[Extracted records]
— start —

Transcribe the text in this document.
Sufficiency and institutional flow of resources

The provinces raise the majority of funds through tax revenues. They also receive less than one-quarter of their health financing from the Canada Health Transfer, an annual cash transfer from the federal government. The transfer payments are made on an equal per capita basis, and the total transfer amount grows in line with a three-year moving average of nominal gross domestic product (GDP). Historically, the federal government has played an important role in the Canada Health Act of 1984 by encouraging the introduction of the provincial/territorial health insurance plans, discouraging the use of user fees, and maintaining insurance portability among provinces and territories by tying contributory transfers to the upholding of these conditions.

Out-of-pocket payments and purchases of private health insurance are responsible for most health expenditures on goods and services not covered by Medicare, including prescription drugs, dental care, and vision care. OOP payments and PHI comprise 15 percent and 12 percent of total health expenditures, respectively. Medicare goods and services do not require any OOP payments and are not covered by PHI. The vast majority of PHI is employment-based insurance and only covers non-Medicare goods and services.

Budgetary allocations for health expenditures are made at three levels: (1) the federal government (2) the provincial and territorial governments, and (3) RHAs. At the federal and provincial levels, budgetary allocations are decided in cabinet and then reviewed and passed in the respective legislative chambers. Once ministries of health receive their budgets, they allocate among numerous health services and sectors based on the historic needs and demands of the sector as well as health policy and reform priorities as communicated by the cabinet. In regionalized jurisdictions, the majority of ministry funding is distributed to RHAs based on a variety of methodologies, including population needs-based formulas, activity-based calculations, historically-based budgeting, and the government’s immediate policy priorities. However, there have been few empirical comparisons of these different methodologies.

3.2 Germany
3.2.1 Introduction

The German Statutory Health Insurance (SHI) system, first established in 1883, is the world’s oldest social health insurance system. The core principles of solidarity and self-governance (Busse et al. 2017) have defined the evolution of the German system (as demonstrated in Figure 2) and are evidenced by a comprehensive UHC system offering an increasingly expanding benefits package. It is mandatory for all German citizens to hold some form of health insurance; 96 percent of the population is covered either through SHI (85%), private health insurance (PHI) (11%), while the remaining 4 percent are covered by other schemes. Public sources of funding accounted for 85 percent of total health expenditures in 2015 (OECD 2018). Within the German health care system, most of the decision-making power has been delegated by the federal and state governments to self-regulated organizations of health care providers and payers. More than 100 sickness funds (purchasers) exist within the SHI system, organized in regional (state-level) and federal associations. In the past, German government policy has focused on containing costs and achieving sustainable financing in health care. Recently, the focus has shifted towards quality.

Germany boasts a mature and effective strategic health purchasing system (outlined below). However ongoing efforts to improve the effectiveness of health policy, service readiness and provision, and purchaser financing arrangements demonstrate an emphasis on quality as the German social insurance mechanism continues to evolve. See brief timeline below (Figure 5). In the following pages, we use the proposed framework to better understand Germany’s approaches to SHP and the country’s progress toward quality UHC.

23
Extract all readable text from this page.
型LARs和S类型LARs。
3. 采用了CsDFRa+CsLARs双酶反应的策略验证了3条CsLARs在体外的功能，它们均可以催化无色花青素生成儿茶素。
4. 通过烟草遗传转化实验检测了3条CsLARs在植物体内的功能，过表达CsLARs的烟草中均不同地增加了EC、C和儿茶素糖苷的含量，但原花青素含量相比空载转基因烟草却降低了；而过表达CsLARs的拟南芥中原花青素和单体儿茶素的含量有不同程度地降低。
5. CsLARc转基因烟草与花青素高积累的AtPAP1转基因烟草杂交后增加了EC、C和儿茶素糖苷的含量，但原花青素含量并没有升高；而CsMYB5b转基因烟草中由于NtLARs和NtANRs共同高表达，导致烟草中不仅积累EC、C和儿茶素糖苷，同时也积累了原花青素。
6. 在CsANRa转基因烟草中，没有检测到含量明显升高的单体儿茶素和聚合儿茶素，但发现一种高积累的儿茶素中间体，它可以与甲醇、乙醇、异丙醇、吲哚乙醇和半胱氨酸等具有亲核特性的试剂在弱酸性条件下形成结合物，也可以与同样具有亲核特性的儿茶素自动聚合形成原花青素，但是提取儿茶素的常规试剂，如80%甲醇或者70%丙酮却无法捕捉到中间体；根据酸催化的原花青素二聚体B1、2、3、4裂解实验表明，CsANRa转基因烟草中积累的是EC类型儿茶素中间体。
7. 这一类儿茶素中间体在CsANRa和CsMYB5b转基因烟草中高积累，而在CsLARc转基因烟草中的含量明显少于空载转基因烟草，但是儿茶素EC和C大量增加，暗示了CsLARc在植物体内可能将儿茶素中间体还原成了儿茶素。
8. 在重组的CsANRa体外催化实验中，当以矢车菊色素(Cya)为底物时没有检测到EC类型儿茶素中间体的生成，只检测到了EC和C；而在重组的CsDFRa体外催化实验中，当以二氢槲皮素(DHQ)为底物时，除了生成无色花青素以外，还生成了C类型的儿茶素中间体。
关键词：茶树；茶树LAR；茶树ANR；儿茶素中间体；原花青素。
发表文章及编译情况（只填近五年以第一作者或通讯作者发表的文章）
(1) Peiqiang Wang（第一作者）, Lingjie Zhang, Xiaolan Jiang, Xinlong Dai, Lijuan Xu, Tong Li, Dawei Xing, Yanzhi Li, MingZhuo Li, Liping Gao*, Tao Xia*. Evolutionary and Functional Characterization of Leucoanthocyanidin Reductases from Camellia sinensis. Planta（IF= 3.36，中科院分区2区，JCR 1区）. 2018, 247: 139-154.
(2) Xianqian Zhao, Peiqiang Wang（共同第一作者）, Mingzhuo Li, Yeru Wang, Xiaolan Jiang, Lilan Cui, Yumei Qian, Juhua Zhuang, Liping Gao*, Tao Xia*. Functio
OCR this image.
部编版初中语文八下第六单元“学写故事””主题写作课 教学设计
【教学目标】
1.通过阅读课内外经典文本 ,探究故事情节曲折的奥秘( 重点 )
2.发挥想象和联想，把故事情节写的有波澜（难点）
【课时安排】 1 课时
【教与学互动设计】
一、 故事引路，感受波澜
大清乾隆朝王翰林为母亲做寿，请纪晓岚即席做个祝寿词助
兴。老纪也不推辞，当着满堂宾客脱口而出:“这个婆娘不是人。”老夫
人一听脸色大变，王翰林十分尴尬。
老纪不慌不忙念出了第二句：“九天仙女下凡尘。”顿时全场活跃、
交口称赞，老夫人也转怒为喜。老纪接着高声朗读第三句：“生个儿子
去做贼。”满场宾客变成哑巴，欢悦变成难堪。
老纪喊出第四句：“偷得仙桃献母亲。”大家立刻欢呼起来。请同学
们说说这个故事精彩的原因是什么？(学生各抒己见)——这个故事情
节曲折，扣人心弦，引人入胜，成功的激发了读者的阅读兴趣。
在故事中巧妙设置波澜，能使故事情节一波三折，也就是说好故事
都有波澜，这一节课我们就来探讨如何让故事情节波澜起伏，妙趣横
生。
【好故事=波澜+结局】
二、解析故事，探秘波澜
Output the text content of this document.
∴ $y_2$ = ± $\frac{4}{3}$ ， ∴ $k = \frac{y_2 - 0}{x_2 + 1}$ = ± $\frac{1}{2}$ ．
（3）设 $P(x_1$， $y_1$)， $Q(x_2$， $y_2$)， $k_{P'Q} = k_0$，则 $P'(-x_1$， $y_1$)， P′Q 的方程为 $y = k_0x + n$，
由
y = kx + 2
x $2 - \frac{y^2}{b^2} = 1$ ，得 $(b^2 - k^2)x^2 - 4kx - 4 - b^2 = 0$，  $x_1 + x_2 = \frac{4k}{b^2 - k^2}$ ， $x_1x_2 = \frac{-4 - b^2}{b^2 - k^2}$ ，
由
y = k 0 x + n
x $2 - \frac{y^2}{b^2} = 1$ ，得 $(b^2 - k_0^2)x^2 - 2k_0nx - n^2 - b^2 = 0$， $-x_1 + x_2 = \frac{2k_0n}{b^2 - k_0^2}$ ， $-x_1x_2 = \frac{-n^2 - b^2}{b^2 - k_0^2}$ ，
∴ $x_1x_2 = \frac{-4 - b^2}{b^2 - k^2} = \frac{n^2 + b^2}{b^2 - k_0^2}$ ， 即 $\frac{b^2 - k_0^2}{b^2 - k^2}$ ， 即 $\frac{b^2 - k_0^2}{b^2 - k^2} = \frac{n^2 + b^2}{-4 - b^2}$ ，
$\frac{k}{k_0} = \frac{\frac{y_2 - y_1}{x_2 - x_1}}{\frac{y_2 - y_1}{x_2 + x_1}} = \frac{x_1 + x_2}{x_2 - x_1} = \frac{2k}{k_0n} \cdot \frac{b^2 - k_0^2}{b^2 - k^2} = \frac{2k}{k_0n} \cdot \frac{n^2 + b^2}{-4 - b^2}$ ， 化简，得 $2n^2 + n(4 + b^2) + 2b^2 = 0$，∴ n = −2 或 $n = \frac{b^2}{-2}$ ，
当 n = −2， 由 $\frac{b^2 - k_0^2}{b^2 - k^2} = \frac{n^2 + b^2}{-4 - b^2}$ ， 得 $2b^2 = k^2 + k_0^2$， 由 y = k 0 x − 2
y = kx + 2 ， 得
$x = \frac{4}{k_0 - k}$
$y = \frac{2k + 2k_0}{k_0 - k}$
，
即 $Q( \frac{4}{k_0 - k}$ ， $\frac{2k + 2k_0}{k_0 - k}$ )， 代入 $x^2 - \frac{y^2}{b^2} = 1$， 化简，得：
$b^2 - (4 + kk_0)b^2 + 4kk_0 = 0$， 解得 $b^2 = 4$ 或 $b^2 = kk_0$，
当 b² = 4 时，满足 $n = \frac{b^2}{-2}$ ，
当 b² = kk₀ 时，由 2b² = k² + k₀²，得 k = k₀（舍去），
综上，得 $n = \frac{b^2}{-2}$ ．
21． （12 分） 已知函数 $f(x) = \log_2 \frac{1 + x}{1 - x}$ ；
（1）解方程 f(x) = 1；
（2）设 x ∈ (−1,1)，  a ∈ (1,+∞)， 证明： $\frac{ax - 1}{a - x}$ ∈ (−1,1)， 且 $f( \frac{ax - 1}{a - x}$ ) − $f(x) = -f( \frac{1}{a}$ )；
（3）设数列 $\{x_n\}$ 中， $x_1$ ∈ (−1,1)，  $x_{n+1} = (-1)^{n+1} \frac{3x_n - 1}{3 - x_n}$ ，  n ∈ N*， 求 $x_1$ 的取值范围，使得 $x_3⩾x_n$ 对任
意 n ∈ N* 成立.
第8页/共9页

— end —

# [TASK GOAL]
Pull out every line in the material above where "document" occurs.

# [FINISHED TASK]
Transcribe the text in this document.
Output the text content of this document.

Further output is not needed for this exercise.